▶ CHALLENGE: Repeat all of the material exactly as given.

▶ AVAILABLE DATA:
— Begin —

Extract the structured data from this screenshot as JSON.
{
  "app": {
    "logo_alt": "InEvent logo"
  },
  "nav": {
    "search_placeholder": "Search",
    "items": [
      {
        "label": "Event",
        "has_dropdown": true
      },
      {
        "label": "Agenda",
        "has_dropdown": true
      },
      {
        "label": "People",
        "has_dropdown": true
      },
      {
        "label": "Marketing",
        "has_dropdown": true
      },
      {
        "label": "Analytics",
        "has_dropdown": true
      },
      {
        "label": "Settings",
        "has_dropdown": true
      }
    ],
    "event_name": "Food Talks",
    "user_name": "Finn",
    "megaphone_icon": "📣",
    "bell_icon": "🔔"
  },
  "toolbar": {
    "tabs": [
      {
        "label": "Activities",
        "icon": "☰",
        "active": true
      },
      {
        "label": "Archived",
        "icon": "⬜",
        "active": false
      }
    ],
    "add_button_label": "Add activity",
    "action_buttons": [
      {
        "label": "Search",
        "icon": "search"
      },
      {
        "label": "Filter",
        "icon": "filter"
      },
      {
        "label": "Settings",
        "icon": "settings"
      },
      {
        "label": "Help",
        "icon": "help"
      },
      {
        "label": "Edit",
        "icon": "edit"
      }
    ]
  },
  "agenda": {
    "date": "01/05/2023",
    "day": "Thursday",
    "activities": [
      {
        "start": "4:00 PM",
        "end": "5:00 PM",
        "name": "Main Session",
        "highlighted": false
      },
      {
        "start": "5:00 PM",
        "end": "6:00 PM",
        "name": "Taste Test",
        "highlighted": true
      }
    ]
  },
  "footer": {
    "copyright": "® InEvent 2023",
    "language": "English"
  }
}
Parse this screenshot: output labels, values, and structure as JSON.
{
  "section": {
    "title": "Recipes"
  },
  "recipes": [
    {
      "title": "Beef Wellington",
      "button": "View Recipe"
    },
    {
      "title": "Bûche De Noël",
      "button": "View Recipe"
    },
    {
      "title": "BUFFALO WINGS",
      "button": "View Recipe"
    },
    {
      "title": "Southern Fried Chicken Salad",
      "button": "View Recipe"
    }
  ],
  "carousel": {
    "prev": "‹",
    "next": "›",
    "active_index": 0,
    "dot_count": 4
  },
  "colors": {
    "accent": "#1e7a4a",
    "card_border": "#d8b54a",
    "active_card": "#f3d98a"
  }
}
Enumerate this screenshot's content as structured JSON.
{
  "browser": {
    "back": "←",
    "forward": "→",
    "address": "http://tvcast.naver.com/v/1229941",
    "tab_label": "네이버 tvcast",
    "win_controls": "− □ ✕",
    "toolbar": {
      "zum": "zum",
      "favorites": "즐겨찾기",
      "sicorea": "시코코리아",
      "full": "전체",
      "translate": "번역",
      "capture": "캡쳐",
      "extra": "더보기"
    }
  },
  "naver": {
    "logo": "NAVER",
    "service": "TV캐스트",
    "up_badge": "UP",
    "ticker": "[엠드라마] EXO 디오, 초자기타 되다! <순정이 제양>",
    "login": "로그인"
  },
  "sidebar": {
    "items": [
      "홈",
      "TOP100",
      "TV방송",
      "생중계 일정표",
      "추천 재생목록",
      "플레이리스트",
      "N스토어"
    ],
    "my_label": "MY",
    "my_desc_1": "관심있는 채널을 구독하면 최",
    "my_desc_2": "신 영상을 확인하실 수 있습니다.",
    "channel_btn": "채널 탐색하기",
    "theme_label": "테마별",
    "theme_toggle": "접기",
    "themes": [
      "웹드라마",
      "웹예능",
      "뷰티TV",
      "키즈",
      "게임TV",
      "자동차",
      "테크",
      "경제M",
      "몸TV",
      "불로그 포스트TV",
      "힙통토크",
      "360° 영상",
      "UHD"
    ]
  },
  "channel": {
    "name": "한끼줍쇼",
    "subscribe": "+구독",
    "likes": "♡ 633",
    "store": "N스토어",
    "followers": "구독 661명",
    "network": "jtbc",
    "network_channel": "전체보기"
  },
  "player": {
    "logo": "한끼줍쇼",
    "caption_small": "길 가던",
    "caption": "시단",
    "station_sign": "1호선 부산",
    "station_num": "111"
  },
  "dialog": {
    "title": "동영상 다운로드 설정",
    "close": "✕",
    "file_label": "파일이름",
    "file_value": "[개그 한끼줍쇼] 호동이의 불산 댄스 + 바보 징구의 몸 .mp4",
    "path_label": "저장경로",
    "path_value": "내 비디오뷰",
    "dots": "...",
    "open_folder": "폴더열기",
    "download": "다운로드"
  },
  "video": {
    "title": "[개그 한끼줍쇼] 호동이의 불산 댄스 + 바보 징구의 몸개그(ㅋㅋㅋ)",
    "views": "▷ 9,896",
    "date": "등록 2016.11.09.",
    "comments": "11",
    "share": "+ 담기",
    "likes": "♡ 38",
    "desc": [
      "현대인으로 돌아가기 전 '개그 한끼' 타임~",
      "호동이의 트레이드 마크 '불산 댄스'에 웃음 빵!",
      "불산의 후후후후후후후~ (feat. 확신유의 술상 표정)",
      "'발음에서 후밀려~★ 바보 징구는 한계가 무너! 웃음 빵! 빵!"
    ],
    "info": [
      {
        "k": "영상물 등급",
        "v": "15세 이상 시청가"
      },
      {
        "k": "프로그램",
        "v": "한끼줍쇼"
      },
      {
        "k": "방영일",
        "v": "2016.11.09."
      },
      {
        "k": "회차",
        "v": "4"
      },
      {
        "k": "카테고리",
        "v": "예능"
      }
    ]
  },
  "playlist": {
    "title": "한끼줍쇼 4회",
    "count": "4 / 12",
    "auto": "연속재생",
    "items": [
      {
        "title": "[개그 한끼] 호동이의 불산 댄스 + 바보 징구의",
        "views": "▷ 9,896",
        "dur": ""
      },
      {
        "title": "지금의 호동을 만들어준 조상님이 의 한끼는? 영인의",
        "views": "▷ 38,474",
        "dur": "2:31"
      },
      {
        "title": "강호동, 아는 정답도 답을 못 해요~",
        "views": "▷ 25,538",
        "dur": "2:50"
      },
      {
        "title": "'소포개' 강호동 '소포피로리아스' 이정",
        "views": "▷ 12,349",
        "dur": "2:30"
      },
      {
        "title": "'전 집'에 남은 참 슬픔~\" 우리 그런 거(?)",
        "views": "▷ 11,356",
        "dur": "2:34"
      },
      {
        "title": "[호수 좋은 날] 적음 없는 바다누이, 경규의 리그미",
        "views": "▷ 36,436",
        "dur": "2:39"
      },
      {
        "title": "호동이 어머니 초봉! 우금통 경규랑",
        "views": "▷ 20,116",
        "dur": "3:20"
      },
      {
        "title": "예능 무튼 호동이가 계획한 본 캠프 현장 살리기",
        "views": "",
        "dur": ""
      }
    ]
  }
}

— End —

▶ EXPECTED ANSWER:
Extract the structured data from this screenshot as JSON.
{
  "app": {
    "logo_alt": "InEvent logo"
  },
  "nav": {
    "search_placeholder": "Search",
    "items": [
      {
        "label": "Event",
        "has_dropdown": true
      },
      {
        "label": "Agenda",
        "has_dropdown": true
      },
      {
        "label": "People",
        "has_dropdown": true
      },
      {
        "label": "Marketing",
        "has_dropdown": true
      },
      {
        "label": "Analytics",
        "has_dropdown": true
      },
      {
        "label": "Settings",
        "has_dropdown": true
      }
    ],
    "event_name": "Food Talks",
    "user_name": "Finn",
    "megaphone_icon": "📣",
    "bell_icon": "🔔"
  },
  "toolbar": {
    "tabs": [
      {
        "label": "Activities",
        "icon": "☰",
        "active": true
      },
      {
        "label": "Archived",
        "icon": "⬜",
        "active": false
      }
    ],
    "add_button_label": "Add activity",
    "action_buttons": [
      {
        "label": "Search",
        "icon": "search"
      },
      {
        "label": "Filter",
        "icon": "filter"
      },
      {
        "label": "Settings",
        "icon": "settings"
      },
      {
        "label": "Help",
        "icon": "help"
      },
      {
        "label": "Edit",
        "icon": "edit"
      }
    ]
  },
  "agenda": {
    "date": "01/05/2023",
    "day": "Thursday",
    "activities": [
      {
        "start": "4:00 PM",
        "end": "5:00 PM",
        "name": "Main Session",
        "highlighted": false
      },
      {
        "start": "5:00 PM",
        "end": "6:00 PM",
        "name": "Taste Test",
        "highlighted": true
      }
    ]
  },
  "footer": {
    "copyright": "® InEvent 2023",
    "language": "English"
  }
}
Parse this screenshot: output labels, values, and structure as JSON.
{
  "section": {
    "title": "Recipes"
  },
  "recipes": [
    {
      "title": "Beef Wellington",
      "button": "View Recipe"
    },
    {
      "title": "Bûche De Noël",
      "button": "View Recipe"
    },
    {
      "title": "BUFFALO WINGS",
      "button": "View Recipe"
    },
    {
      "title": "Southern Fried Chicken Salad",
      "button": "View Recipe"
    }
  ],
  "carousel": {
    "prev": "‹",
    "next": "›",
    "active_index": 0,
    "dot_count": 4
  },
  "colors": {
    "accent": "#1e7a4a",
    "card_border": "#d8b54a",
    "active_card": "#f3d98a"
  }
}
Enumerate this screenshot's content as structured JSON.
{
  "browser": {
    "back": "←",
    "forward": "→",
    "address": "http://tvcast.naver.com/v/1229941",
    "tab_label": "네이버 tvcast",
    "win_controls": "− □ ✕",
    "toolbar": {
      "zum": "zum",
      "favorites": "즐겨찾기",
      "sicorea": "시코코리아",
      "full": "전체",
      "translate": "번역",
      "capture": "캡쳐",
      "extra": "더보기"
    }
  },
  "naver": {
    "logo": "NAVER",
    "service": "TV캐스트",
    "up_badge": "UP",
    "ticker": "[엠드라마] EXO 디오, 초자기타 되다! <순정이 제양>",
    "login": "로그인"
  },
  "sidebar": {
    "items": [
      "홈",
      "TOP100",
      "TV방송",
      "생중계 일정표",
      "추천 재생목록",
      "플레이리스트",
      "N스토어"
    ],
    "my_label": "MY",
    "my_desc_1": "관심있는 채널을 구독하면 최",
    "my_desc_2": "신 영상을 확인하실 수 있습니다.",
    "channel_btn": "채널 탐색하기",
    "theme_label": "테마별",
    "theme_toggle": "접기",
    "themes": [
      "웹드라마",
      "웹예능",
      "뷰티TV",
      "키즈",
      "게임TV",
      "자동차",
      "테크",
      "경제M",
      "몸TV",
      "불로그 포스트TV",
      "힙통토크",
      "360° 영상",
      "UHD"
    ]
  },
  "channel": {
    "name": "한끼줍쇼",
    "subscribe": "+구독",
    "likes": "♡ 633",
    "store": "N스토어",
    "followers": "구독 661명",
    "network": "jtbc",
    "network_channel": "전체보기"
  },
  "player": {
    "logo": "한끼줍쇼",
    "caption_small": "길 가던",
    "caption": "시단",
    "station_sign": "1호선 부산",
    "station_num": "111"
  },
  "dialog": {
    "title": "동영상 다운로드 설정",
    "close": "✕",
    "file_label": "파일이름",
    "file_value": "[개그 한끼줍쇼] 호동이의 불산 댄스 + 바보 징구의 몸 .mp4",
    "path_label": "저장경로",
    "path_value": "내 비디오뷰",
    "dots": "...",
    "open_folder": "폴더열기",
    "download": "다운로드"
  },
  "video": {
    "title": "[개그 한끼줍쇼] 호동이의 불산 댄스 + 바보 징구의 몸개그(ㅋㅋㅋ)",
    "views": "▷ 9,896",
    "date": "등록 2016.11.09.",
    "comments": "11",
    "share": "+ 담기",
    "likes": "♡ 38",
    "desc": [
      "현대인으로 돌아가기 전 '개그 한끼' 타임~",
      "호동이의 트레이드 마크 '불산 댄스'에 웃음 빵!",
      "불산의 후후후후후후후~ (feat. 확신유의 술상 표정)",
      "'발음에서 후밀려~★ 바보 징구는 한계가 무너! 웃음 빵! 빵!"
    ],
    "info": [
      {
        "k": "영상물 등급",
        "v": "15세 이상 시청가"
      },
      {
        "k": "프로그램",
        "v": "한끼줍쇼"
      },
      {
        "k": "방영일",
        "v": "2016.11.09."
      },
      {
        "k": "회차",
        "v": "4"
      },
      {
        "k": "카테고리",
        "v": "예능"
      }
    ]
  },
  "playlist": {
    "title": "한끼줍쇼 4회",
    "count": "4 / 12",
    "auto": "연속재생",
    "items": [
      {
        "title": "[개그 한끼] 호동이의 불산 댄스 + 바보 징구의",
        "views": "▷ 9,896",
        "dur": ""
      },
      {
        "title": "지금의 호동을 만들어준 조상님이 의 한끼는? 영인의",
        "views": "▷ 38,474",
        "dur": "2:31"
      },
      {
        "title": "강호동, 아는 정답도 답을 못 해요~",
        "views": "▷ 25,538",
        "dur": "2:50"
      },
      {
        "title": "'소포개' 강호동 '소포피로리아스' 이정",
        "views": "▷ 12,349",
        "dur": "2:30"
      },
      {
        "title": "'전 집'에 남은 참 슬픔~\" 우리 그런 거(?)",
        "views": "▷ 11,356",
        "dur": "2:34"
      },
      {
        "title": "[호수 좋은 날] 적음 없는 바다누이, 경규의 리그미",
        "views": "▷ 36,436",
        "dur": "2:39"
      },
      {
        "title": "호동이 어머니 초봉! 우금통 경규랑",
        "views": "▷ 20,116",
        "dur": "3:20"
      },
      {
        "title": "예능 무튼 호동이가 계획한 본 캠프 현장 살리기",
        "views": "",
        "dur": ""
      }
    ]
  }
}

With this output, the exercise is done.